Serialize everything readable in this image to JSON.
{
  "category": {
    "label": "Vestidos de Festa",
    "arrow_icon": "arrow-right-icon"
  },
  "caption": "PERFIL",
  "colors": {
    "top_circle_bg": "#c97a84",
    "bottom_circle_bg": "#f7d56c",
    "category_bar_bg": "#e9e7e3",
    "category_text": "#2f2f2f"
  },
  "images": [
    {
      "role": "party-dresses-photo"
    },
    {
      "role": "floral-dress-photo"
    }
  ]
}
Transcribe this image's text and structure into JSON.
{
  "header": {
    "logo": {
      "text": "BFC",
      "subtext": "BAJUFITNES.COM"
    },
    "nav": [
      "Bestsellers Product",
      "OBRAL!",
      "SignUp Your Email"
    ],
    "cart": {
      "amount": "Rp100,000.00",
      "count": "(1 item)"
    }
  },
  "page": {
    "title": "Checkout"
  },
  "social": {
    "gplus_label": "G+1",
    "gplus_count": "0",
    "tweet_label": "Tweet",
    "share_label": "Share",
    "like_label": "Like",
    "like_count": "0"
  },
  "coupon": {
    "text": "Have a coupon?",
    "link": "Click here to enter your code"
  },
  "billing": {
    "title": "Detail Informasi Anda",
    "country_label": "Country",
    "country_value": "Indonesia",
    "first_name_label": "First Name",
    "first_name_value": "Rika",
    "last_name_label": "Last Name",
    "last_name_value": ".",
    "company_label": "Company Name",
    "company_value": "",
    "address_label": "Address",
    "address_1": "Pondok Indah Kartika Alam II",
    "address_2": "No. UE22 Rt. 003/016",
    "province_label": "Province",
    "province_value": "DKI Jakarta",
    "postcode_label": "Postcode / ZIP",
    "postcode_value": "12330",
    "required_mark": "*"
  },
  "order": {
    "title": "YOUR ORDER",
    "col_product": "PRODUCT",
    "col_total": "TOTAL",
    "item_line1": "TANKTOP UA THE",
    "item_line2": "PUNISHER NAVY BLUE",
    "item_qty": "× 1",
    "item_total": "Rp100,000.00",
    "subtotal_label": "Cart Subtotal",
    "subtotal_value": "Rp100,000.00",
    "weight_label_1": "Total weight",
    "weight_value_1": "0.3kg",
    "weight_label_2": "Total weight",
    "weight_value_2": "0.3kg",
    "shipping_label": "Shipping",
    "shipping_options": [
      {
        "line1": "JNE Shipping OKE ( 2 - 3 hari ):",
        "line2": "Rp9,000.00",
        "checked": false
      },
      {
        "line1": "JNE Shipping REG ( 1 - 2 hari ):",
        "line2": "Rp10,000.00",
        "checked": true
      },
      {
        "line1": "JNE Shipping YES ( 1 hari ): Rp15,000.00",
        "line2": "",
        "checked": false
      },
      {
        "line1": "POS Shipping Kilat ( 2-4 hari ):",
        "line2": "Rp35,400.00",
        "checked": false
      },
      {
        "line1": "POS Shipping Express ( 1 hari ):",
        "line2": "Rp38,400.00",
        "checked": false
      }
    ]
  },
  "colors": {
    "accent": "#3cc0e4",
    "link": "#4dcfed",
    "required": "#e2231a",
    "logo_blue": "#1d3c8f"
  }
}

_What is being asked_
Exactly reproduce the material above.

_Written solution_
Serialize everything readable in this image to JSON.
{
  "category": {
    "label": "Vestidos de Festa",
    "arrow_icon": "arrow-right-icon"
  },
  "caption": "PERFIL",
  "colors": {
    "top_circle_bg": "#c97a84",
    "bottom_circle_bg": "#f7d56c",
    "category_bar_bg": "#e9e7e3",
    "category_text": "#2f2f2f"
  },
  "images": [
    {
      "role": "party-dresses-photo"
    },
    {
      "role": "floral-dress-photo"
    }
  ]
}
Transcribe this image's text and structure into JSON.
{
  "header": {
    "logo": {
      "text": "BFC",
      "subtext": "BAJUFITNES.COM"
    },
    "nav": [
      "Bestsellers Product",
      "OBRAL!",
      "SignUp Your Email"
    ],
    "cart": {
      "amount": "Rp100,000.00",
      "count": "(1 item)"
    }
  },
  "page": {
    "title": "Checkout"
  },
  "social": {
    "gplus_label": "G+1",
    "gplus_count": "0",
    "tweet_label": "Tweet",
    "share_label": "Share",
    "like_label": "Like",
    "like_count": "0"
  },
  "coupon": {
    "text": "Have a coupon?",
    "link": "Click here to enter your code"
  },
  "billing": {
    "title": "Detail Informasi Anda",
    "country_label": "Country",
    "country_value": "Indonesia",
    "first_name_label": "First Name",
    "first_name_value": "Rika",
    "last_name_label": "Last Name",
    "last_name_value": ".",
    "company_label": "Company Name",
    "company_value": "",
    "address_label": "Address",
    "address_1": "Pondok Indah Kartika Alam II",
    "address_2": "No. UE22 Rt. 003/016",
    "province_label": "Province",
    "province_value": "DKI Jakarta",
    "postcode_label": "Postcode / ZIP",
    "postcode_value": "12330",
    "required_mark": "*"
  },
  "order": {
    "title": "YOUR ORDER",
    "col_product": "PRODUCT",
    "col_total": "TOTAL",
    "item_line1": "TANKTOP UA THE",
    "item_line2": "PUNISHER NAVY BLUE",
    "item_qty": "× 1",
    "item_total": "Rp100,000.00",
    "subtotal_label": "Cart Subtotal",
    "subtotal_value": "Rp100,000.00",
    "weight_label_1": "Total weight",
    "weight_value_1": "0.3kg",
    "weight_label_2": "Total weight",
    "weight_value_2": "0.3kg",
    "shipping_label": "Shipping",
    "shipping_options": [
      {
        "line1": "JNE Shipping OKE ( 2 - 3 hari ):",
        "line2": "Rp9,000.00",
        "checked": false
      },
      {
        "line1": "JNE Shipping REG ( 1 - 2 hari ):",
        "line2": "Rp10,000.00",
        "checked": true
      },
      {
        "line1": "JNE Shipping YES ( 1 hari ): Rp15,000.00",
        "line2": "",
        "checked": false
      },
      {
        "line1": "POS Shipping Kilat ( 2-4 hari ):",
        "line2": "Rp35,400.00",
        "checked": false
      },
      {
        "line1": "POS Shipping Express ( 1 hari ):",
        "line2": "Rp38,400.00",
        "checked": false
      }
    ]
  },
  "colors": {
    "accent": "#3cc0e4",
    "link": "#4dcfed",
    "required": "#e2231a",
    "logo_blue": "#1d3c8f"
  }
}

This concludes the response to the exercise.